Do this :: Type the records out again in full, exactly.

Dataset content ::
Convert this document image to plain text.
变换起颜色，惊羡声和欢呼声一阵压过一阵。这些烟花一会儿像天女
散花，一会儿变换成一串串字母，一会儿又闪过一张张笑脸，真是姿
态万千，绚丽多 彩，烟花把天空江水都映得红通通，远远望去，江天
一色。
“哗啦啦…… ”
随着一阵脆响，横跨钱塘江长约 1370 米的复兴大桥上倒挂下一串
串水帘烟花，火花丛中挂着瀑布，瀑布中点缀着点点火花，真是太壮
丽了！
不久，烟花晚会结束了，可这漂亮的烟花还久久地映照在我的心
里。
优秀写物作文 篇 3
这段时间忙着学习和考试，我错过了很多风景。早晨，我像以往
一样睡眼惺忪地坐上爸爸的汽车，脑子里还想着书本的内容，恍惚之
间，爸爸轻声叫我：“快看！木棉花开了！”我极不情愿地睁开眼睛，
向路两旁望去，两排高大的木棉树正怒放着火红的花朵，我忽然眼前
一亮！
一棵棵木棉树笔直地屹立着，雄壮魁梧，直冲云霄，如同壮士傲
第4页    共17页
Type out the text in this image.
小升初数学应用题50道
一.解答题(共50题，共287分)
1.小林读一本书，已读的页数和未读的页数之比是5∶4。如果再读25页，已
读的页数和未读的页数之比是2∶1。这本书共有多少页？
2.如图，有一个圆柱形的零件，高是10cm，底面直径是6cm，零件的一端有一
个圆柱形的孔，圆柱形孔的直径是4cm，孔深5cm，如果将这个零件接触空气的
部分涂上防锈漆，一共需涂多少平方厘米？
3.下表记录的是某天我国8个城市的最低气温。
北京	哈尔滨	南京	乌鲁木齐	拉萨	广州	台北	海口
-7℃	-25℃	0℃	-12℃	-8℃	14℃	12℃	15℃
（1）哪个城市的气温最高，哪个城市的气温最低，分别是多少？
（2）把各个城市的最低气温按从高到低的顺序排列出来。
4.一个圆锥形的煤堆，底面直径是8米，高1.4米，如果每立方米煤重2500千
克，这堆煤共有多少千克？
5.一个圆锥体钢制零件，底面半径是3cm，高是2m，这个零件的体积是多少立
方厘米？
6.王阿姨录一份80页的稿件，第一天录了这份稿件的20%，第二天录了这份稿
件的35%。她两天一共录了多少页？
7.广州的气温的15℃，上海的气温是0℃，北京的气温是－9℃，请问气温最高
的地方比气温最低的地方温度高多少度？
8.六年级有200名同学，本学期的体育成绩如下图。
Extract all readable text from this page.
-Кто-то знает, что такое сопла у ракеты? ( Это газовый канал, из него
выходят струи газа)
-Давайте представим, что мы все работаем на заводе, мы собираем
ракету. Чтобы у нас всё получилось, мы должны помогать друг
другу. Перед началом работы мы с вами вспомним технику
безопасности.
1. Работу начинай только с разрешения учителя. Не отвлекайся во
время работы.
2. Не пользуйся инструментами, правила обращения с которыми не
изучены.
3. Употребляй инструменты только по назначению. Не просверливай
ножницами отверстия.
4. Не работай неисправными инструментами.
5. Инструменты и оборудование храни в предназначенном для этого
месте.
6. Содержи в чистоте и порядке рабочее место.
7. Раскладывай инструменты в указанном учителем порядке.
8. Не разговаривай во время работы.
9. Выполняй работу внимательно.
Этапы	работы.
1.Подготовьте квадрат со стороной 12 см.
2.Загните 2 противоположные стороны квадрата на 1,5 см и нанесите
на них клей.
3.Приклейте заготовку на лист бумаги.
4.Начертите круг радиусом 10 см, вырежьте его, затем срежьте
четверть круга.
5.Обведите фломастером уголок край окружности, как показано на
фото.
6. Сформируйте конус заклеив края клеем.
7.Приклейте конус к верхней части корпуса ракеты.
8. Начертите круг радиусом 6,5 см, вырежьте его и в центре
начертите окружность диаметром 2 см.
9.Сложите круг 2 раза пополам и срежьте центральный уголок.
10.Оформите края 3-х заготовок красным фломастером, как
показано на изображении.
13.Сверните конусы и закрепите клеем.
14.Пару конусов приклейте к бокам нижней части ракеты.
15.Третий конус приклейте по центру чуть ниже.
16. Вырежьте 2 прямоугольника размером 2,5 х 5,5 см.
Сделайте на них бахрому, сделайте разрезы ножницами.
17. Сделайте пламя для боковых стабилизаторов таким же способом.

Answer in full ::
Convert this document image to plain text.
变换起颜色，惊羡声和欢呼声一阵压过一阵。这些烟花一会儿像天女
散花，一会儿变换成一串串字母，一会儿又闪过一张张笑脸，真是姿
态万千，绚丽多 彩，烟花把天空江水都映得红通通，远远望去，江天
一色。
“哗啦啦…… ”
随着一阵脆响，横跨钱塘江长约 1370 米的复兴大桥上倒挂下一串
串水帘烟花，火花丛中挂着瀑布，瀑布中点缀着点点火花，真是太壮
丽了！
不久，烟花晚会结束了，可这漂亮的烟花还久久地映照在我的心
里。
优秀写物作文 篇 3
这段时间忙着学习和考试，我错过了很多风景。早晨，我像以往
一样睡眼惺忪地坐上爸爸的汽车，脑子里还想着书本的内容，恍惚之
间，爸爸轻声叫我：“快看！木棉花开了！”我极不情愿地睁开眼睛，
向路两旁望去，两排高大的木棉树正怒放着火红的花朵，我忽然眼前
一亮！
一棵棵木棉树笔直地屹立着，雄壮魁梧，直冲云霄，如同壮士傲
第4页    共17页
Type out the text in this image.
小升初数学应用题50道
一.解答题(共50题，共287分)
1.小林读一本书，已读的页数和未读的页数之比是5∶4。如果再读25页，已
读的页数和未读的页数之比是2∶1。这本书共有多少页？
2.如图，有一个圆柱形的零件，高是10cm，底面直径是6cm，零件的一端有一
个圆柱形的孔，圆柱形孔的直径是4cm，孔深5cm，如果将这个零件接触空气的
部分涂上防锈漆，一共需涂多少平方厘米？
3.下表记录的是某天我国8个城市的最低气温。
北京	哈尔滨	南京	乌鲁木齐	拉萨	广州	台北	海口
-7℃	-25℃	0℃	-12℃	-8℃	14℃	12℃	15℃
（1）哪个城市的气温最高，哪个城市的气温最低，分别是多少？
（2）把各个城市的最低气温按从高到低的顺序排列出来。
4.一个圆锥形的煤堆，底面直径是8米，高1.4米，如果每立方米煤重2500千
克，这堆煤共有多少千克？
5.一个圆锥体钢制零件，底面半径是3cm，高是2m，这个零件的体积是多少立
方厘米？
6.王阿姨录一份80页的稿件，第一天录了这份稿件的20%，第二天录了这份稿
件的35%。她两天一共录了多少页？
7.广州的气温的15℃，上海的气温是0℃，北京的气温是－9℃，请问气温最高
的地方比气温最低的地方温度高多少度？
8.六年级有200名同学，本学期的体育成绩如下图。
Extract all readable text from this page.
-Кто-то знает, что такое сопла у ракеты? ( Это газовый канал, из него
выходят струи газа)
-Давайте представим, что мы все работаем на заводе, мы собираем
ракету. Чтобы у нас всё получилось, мы должны помогать друг
другу. Перед началом работы мы с вами вспомним технику
безопасности.
1. Работу начинай только с разрешения учителя. Не отвлекайся во
время работы.
2. Не пользуйся инструментами, правила обращения с которыми не
изучены.
3. Употребляй инструменты только по назначению. Не просверливай
ножницами отверстия.
4. Не работай неисправными инструментами.
5. Инструменты и оборудование храни в предназначенном для этого
месте.
6. Содержи в чистоте и порядке рабочее место.
7. Раскладывай инструменты в указанном учителем порядке.
8. Не разговаривай во время работы.
9. Выполняй работу внимательно.
Этапы	работы.
1.Подготовьте квадрат со стороной 12 см.
2.Загните 2 противоположные стороны квадрата на 1,5 см и нанесите
на них клей.
3.Приклейте заготовку на лист бумаги.
4.Начертите круг радиусом 10 см, вырежьте его, затем срежьте
четверть круга.
5.Обведите фломастером уголок край окружности, как показано на
фото.
6. Сформируйте конус заклеив края клеем.
7.Приклейте конус к верхней части корпуса ракеты.
8. Начертите круг радиусом 6,5 см, вырежьте его и в центре
начертите окружность диаметром 2 см.
9.Сложите круг 2 раза пополам и срежьте центральный уголок.
10.Оформите края 3-х заготовок красным фломастером, как
показано на изображении.
13.Сверните конусы и закрепите клеем.
14.Пару конусов приклейте к бокам нижней части ракеты.
15.Третий конус приклейте по центру чуть ниже.
16. Вырежьте 2 прямоугольника размером 2,5 х 5,5 см.
Сделайте на них бахрому, сделайте разрезы ножницами.
17. Сделайте пламя для боковых стабилизаторов таким же способом.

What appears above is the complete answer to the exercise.